Without the pictures, set down every line of the data exactly.

========================================

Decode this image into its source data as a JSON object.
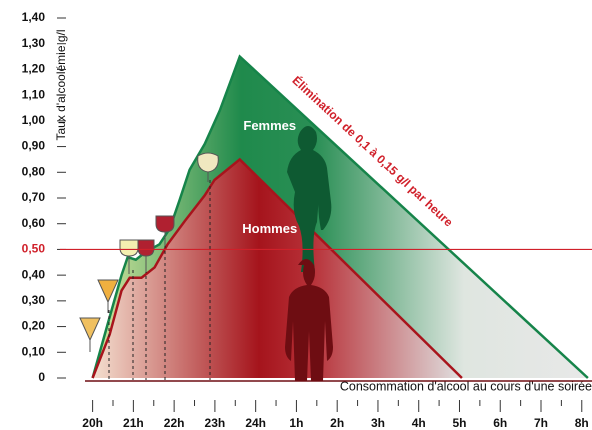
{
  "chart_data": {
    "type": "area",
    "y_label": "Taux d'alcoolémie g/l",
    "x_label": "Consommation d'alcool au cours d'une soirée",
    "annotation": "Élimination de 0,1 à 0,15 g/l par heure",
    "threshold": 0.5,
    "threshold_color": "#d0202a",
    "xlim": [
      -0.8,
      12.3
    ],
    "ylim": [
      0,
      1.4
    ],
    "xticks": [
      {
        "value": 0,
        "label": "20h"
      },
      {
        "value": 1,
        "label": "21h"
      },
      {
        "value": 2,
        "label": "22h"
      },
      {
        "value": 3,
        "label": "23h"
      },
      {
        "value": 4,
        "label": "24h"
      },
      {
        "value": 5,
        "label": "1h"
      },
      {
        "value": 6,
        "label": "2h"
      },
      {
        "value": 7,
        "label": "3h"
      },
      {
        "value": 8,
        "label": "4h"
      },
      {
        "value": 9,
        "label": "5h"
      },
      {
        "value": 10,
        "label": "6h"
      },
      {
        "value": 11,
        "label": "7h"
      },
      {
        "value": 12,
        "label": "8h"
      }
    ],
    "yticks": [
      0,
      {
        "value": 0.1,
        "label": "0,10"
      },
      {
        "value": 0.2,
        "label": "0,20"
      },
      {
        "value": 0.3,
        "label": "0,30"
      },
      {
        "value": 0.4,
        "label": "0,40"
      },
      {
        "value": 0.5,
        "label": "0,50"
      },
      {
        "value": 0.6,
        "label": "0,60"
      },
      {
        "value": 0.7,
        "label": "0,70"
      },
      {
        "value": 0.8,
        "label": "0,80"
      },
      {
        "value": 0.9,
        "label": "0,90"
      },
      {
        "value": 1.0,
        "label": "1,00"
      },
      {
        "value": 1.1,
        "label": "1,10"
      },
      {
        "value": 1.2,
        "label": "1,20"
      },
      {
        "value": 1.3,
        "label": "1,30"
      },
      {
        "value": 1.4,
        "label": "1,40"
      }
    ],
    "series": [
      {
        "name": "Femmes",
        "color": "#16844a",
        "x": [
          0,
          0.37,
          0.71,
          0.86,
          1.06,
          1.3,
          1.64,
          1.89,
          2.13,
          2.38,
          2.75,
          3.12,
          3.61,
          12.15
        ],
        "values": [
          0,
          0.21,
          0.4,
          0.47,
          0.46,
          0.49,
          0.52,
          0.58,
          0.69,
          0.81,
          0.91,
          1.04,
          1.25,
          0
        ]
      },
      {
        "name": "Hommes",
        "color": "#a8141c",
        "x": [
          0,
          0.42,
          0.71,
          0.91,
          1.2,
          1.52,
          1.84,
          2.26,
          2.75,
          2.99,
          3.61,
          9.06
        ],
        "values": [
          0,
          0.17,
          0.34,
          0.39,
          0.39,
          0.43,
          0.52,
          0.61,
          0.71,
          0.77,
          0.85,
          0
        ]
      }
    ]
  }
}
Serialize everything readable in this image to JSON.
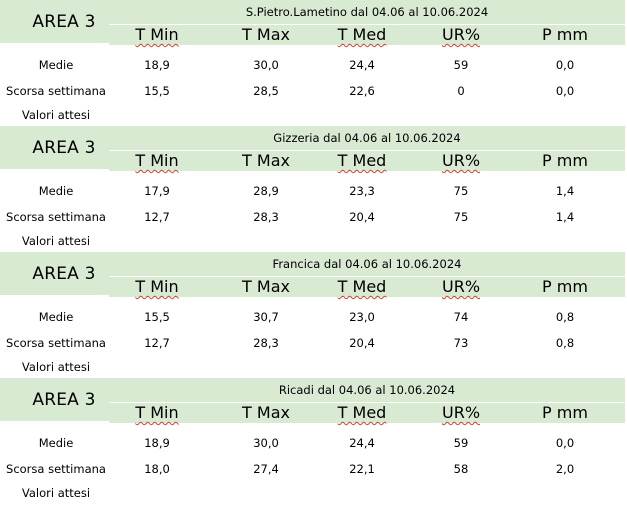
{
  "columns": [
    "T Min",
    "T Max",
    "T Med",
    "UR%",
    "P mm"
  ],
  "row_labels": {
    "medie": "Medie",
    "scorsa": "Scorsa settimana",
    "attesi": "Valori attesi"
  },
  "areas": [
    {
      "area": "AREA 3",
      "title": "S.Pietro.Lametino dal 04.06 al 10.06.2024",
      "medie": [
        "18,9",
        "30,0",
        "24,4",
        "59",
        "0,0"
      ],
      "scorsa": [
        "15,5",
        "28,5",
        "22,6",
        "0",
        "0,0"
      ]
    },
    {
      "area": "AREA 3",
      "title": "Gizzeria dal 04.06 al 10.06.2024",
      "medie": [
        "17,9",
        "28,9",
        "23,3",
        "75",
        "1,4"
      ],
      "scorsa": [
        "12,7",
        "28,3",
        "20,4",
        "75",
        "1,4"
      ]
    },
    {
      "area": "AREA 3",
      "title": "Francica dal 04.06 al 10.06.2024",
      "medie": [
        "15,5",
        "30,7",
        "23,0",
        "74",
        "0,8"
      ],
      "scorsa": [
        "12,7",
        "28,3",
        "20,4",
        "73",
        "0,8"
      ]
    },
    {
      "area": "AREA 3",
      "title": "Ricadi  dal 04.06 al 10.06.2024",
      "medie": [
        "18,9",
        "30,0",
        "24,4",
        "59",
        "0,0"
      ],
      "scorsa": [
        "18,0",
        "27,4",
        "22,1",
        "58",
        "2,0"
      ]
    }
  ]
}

========================================

**THE ANSWER:**
Decode this image into its source data as a JSON object.
{
  "chart_data": {
    "type": "area",
    "y_label": "Taux d'alcoolémie g/l",
    "x_label": "Consommation d'alcool au cours d'une soirée",
    "annotation": "Élimination de 0,1 à 0,15 g/l par heure",
    "threshold": 0.5,
    "threshold_color": "#d0202a",
    "xlim": [
      -0.8,
      12.3
    ],
    "ylim": [
      0,
      1.4
    ],
    "xticks": [
      {
        "value": 0,
        "label": "20h"
      },
      {
        "value": 1,
        "label": "21h"
      },
      {
        "value": 2,
        "label": "22h"
      },
      {
        "value": 3,
        "label": "23h"
      },
      {
        "value": 4,
        "label": "24h"
      },
      {
        "value": 5,
        "label": "1h"
      },
      {
        "value": 6,
        "label": "2h"
      },
      {
        "value": 7,
        "label": "3h"
      },
      {
        "value": 8,
        "label": "4h"
      },
      {
        "value": 9,
        "label": "5h"
      },
      {
        "value": 10,
        "label": "6h"
      },
      {
        "value": 11,
        "label": "7h"
      },
      {
        "value": 12,
        "label": "8h"
      }
    ],
    "yticks": [
      0,
      {
        "value": 0.1,
        "label": "0,10"
      },
      {
        "value": 0.2,
        "label": "0,20"
      },
      {
        "value": 0.3,
        "label": "0,30"
      },
      {
        "value": 0.4,
        "label": "0,40"
      },
      {
        "value": 0.5,
        "label": "0,50"
      },
      {
        "value": 0.6,
        "label": "0,60"
      },
      {
        "value": 0.7,
        "label": "0,70"
      },
      {
        "value": 0.8,
        "label": "0,80"
      },
      {
        "value": 0.9,
        "label": "0,90"
      },
      {
        "value": 1.0,
        "label": "1,00"
      },
      {
        "value": 1.1,
        "label": "1,10"
      },
      {
        "value": 1.2,
        "label": "1,20"
      },
      {
        "value": 1.3,
        "label": "1,30"
      },
      {
        "value": 1.4,
        "label": "1,40"
      }
    ],
    "series": [
      {
        "name": "Femmes",
        "color": "#16844a",
        "x": [
          0,
          0.37,
          0.71,
          0.86,
          1.06,
          1.3,
          1.64,
          1.89,
          2.13,
          2.38,
          2.75,
          3.12,
          3.61,
          12.15
        ],
        "values": [
          0,
          0.21,
          0.4,
          0.47,
          0.46,
          0.49,
          0.52,
          0.58,
          0.69,
          0.81,
          0.91,
          1.04,
          1.25,
          0
        ]
      },
      {
        "name": "Hommes",
        "color": "#a8141c",
        "x": [
          0,
          0.42,
          0.71,
          0.91,
          1.2,
          1.52,
          1.84,
          2.26,
          2.75,
          2.99,
          3.61,
          9.06
        ],
        "values": [
          0,
          0.17,
          0.34,
          0.39,
          0.39,
          0.43,
          0.52,
          0.61,
          0.71,
          0.77,
          0.85,
          0
        ]
      }
    ]
  }
}
Serialize everything readable in this image to JSON.
{
  "columns": [
    "T Min",
    "T Max",
    "T Med",
    "UR%",
    "P mm"
  ],
  "row_labels": {
    "medie": "Medie",
    "scorsa": "Scorsa settimana",
    "attesi": "Valori attesi"
  },
  "areas": [
    {
      "area": "AREA 3",
      "title": "S.Pietro.Lametino dal 04.06 al 10.06.2024",
      "medie": [
        "18,9",
        "30,0",
        "24,4",
        "59",
        "0,0"
      ],
      "scorsa": [
        "15,5",
        "28,5",
        "22,6",
        "0",
        "0,0"
      ]
    },
    {
      "area": "AREA 3",
      "title": "Gizzeria dal 04.06 al 10.06.2024",
      "medie": [
        "17,9",
        "28,9",
        "23,3",
        "75",
        "1,4"
      ],
      "scorsa": [
        "12,7",
        "28,3",
        "20,4",
        "75",
        "1,4"
      ]
    },
    {
      "area": "AREA 3",
      "title": "Francica dal 04.06 al 10.06.2024",
      "medie": [
        "15,5",
        "30,7",
        "23,0",
        "74",
        "0,8"
      ],
      "scorsa": [
        "12,7",
        "28,3",
        "20,4",
        "73",
        "0,8"
      ]
    },
    {
      "area": "AREA 3",
      "title": "Ricadi  dal 04.06 al 10.06.2024",
      "medie": [
        "18,9",
        "30,0",
        "24,4",
        "59",
        "0,0"
      ],
      "scorsa": [
        "18,0",
        "27,4",
        "22,1",
        "58",
        "2,0"
      ]
    }
  ]
}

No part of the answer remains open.